>> begin Dataset entries

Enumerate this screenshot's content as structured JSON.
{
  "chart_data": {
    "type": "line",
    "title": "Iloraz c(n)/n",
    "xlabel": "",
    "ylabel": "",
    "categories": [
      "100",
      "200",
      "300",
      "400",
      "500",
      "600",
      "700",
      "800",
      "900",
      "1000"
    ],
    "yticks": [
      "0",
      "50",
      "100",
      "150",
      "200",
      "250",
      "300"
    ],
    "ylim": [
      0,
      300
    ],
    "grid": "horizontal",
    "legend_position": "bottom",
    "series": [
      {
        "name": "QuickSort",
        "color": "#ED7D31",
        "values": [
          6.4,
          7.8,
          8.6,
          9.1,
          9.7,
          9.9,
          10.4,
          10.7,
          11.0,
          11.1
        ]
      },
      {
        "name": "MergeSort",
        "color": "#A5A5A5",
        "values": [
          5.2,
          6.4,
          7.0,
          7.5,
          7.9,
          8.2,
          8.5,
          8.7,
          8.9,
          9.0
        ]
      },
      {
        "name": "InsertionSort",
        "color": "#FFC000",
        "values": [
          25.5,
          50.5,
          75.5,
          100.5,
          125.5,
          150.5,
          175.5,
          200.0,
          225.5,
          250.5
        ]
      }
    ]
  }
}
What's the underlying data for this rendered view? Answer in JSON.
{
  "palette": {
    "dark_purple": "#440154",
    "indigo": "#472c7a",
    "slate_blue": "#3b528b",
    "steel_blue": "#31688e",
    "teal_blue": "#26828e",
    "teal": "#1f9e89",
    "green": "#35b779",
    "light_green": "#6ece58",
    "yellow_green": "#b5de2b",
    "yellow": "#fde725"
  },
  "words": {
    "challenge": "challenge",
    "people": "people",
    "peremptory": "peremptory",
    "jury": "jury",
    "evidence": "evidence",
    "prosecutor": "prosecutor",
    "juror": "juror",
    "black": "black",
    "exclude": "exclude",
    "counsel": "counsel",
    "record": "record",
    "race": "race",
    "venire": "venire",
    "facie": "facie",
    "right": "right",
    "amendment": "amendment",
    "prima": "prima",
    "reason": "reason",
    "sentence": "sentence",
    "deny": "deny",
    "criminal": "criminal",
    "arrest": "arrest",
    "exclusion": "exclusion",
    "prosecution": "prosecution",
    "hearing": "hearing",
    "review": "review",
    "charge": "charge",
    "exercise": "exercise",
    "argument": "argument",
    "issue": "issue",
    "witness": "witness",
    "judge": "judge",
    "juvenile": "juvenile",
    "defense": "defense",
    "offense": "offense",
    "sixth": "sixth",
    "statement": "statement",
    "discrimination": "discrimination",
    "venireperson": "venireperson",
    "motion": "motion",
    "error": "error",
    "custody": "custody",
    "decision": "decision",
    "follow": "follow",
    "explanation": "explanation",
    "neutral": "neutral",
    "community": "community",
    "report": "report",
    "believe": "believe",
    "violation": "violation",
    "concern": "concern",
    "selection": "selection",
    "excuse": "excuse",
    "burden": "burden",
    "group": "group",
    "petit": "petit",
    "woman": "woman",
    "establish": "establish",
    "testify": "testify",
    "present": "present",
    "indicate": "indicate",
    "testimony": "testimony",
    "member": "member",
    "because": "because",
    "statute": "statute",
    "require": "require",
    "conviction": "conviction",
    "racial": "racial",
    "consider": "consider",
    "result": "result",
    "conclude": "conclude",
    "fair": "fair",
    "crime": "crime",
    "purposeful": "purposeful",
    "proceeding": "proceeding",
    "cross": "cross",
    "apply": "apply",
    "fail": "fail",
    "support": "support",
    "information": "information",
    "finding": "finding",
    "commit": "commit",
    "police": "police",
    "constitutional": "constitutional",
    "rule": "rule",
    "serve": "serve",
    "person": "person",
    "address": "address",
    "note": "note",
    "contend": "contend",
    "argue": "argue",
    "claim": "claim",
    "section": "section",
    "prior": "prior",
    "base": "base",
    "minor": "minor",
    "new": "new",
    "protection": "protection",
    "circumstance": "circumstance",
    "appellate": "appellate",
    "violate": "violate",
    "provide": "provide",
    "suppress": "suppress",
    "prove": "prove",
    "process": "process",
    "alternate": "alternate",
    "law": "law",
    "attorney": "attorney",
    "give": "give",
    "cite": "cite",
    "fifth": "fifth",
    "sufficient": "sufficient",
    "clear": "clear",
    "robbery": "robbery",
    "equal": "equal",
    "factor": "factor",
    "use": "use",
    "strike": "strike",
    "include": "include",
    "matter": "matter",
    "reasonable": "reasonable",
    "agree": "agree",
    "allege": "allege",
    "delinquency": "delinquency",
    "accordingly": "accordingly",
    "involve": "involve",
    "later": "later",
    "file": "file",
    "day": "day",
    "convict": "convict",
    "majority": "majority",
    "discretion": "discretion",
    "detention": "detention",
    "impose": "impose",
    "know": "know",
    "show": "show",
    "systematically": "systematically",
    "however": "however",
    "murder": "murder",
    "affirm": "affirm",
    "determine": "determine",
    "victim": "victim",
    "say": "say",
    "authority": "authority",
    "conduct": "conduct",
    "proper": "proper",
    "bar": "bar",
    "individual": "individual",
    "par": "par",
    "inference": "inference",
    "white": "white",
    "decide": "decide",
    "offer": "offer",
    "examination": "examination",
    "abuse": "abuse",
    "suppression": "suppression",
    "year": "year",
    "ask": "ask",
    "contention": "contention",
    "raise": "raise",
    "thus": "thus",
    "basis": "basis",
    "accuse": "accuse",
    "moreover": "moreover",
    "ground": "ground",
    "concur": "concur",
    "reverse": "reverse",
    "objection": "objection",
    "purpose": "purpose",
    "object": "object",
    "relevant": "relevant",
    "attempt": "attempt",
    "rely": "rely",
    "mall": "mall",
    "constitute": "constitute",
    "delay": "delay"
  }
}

>> end Dataset entries

» Brief
Could you reproduce every record above exactly as it appears?

» Solution to this exercise
Enumerate this screenshot's content as structured JSON.
{
  "chart_data": {
    "type": "line",
    "title": "Iloraz c(n)/n",
    "xlabel": "",
    "ylabel": "",
    "categories": [
      "100",
      "200",
      "300",
      "400",
      "500",
      "600",
      "700",
      "800",
      "900",
      "1000"
    ],
    "yticks": [
      "0",
      "50",
      "100",
      "150",
      "200",
      "250",
      "300"
    ],
    "ylim": [
      0,
      300
    ],
    "grid": "horizontal",
    "legend_position": "bottom",
    "series": [
      {
        "name": "QuickSort",
        "color": "#ED7D31",
        "values": [
          6.4,
          7.8,
          8.6,
          9.1,
          9.7,
          9.9,
          10.4,
          10.7,
          11.0,
          11.1
        ]
      },
      {
        "name": "MergeSort",
        "color": "#A5A5A5",
        "values": [
          5.2,
          6.4,
          7.0,
          7.5,
          7.9,
          8.2,
          8.5,
          8.7,
          8.9,
          9.0
        ]
      },
      {
        "name": "InsertionSort",
        "color": "#FFC000",
        "values": [
          25.5,
          50.5,
          75.5,
          100.5,
          125.5,
          150.5,
          175.5,
          200.0,
          225.5,
          250.5
        ]
      }
    ]
  }
}
What's the underlying data for this rendered view? Answer in JSON.
{
  "palette": {
    "dark_purple": "#440154",
    "indigo": "#472c7a",
    "slate_blue": "#3b528b",
    "steel_blue": "#31688e",
    "teal_blue": "#26828e",
    "teal": "#1f9e89",
    "green": "#35b779",
    "light_green": "#6ece58",
    "yellow_green": "#b5de2b",
    "yellow": "#fde725"
  },
  "words": {
    "challenge": "challenge",
    "people": "people",
    "peremptory": "peremptory",
    "jury": "jury",
    "evidence": "evidence",
    "prosecutor": "prosecutor",
    "juror": "juror",
    "black": "black",
    "exclude": "exclude",
    "counsel": "counsel",
    "record": "record",
    "race": "race",
    "venire": "venire",
    "facie": "facie",
    "right": "right",
    "amendment": "amendment",
    "prima": "prima",
    "reason": "reason",
    "sentence": "sentence",
    "deny": "deny",
    "criminal": "criminal",
    "arrest": "arrest",
    "exclusion": "exclusion",
    "prosecution": "prosecution",
    "hearing": "hearing",
    "review": "review",
    "charge": "charge",
    "exercise": "exercise",
    "argument": "argument",
    "issue": "issue",
    "witness": "witness",
    "judge": "judge",
    "juvenile": "juvenile",
    "defense": "defense",
    "offense": "offense",
    "sixth": "sixth",
    "statement": "statement",
    "discrimination": "discrimination",
    "venireperson": "venireperson",
    "motion": "motion",
    "error": "error",
    "custody": "custody",
    "decision": "decision",
    "follow": "follow",
    "explanation": "explanation",
    "neutral": "neutral",
    "community": "community",
    "report": "report",
    "believe": "believe",
    "violation": "violation",
    "concern": "concern",
    "selection": "selection",
    "excuse": "excuse",
    "burden": "burden",
    "group": "group",
    "petit": "petit",
    "woman": "woman",
    "establish": "establish",
    "testify": "testify",
    "present": "present",
    "indicate": "indicate",
    "testimony": "testimony",
    "member": "member",
    "because": "because",
    "statute": "statute",
    "require": "require",
    "conviction": "conviction",
    "racial": "racial",
    "consider": "consider",
    "result": "result",
    "conclude": "conclude",
    "fair": "fair",
    "crime": "crime",
    "purposeful": "purposeful",
    "proceeding": "proceeding",
    "cross": "cross",
    "apply": "apply",
    "fail": "fail",
    "support": "support",
    "information": "information",
    "finding": "finding",
    "commit": "commit",
    "police": "police",
    "constitutional": "constitutional",
    "rule": "rule",
    "serve": "serve",
    "person": "person",
    "address": "address",
    "note": "note",
    "contend": "contend",
    "argue": "argue",
    "claim": "claim",
    "section": "section",
    "prior": "prior",
    "base": "base",
    "minor": "minor",
    "new": "new",
    "protection": "protection",
    "circumstance": "circumstance",
    "appellate": "appellate",
    "violate": "violate",
    "provide": "provide",
    "suppress": "suppress",
    "prove": "prove",
    "process": "process",
    "alternate": "alternate",
    "law": "law",
    "attorney": "attorney",
    "give": "give",
    "cite": "cite",
    "fifth": "fifth",
    "sufficient": "sufficient",
    "clear": "clear",
    "robbery": "robbery",
    "equal": "equal",
    "factor": "factor",
    "use": "use",
    "strike": "strike",
    "include": "include",
    "matter": "matter",
    "reasonable": "reasonable",
    "agree": "agree",
    "allege": "allege",
    "delinquency": "delinquency",
    "accordingly": "accordingly",
    "involve": "involve",
    "later": "later",
    "file": "file",
    "day": "day",
    "convict": "convict",
    "majority": "majority",
    "discretion": "discretion",
    "detention": "detention",
    "impose": "impose",
    "know": "know",
    "show": "show",
    "systematically": "systematically",
    "however": "however",
    "murder": "murder",
    "affirm": "affirm",
    "determine": "determine",
    "victim": "victim",
    "say": "say",
    "authority": "authority",
    "conduct": "conduct",
    "proper": "proper",
    "bar": "bar",
    "individual": "individual",
    "par": "par",
    "inference": "inference",
    "white": "white",
    "decide": "decide",
    "offer": "offer",
    "examination": "examination",
    "abuse": "abuse",
    "suppression": "suppression",
    "year": "year",
    "ask": "ask",
    "contention": "contention",
    "raise": "raise",
    "thus": "thus",
    "basis": "basis",
    "accuse": "accuse",
    "moreover": "moreover",
    "ground": "ground",
    "concur": "concur",
    "reverse": "reverse",
    "objection": "objection",
    "purpose": "purpose",
    "object": "object",
    "relevant": "relevant",
    "attempt": "attempt",
    "rely": "rely",
    "mall": "mall",
    "constitute": "constitute",
    "delay": "delay"
  }
}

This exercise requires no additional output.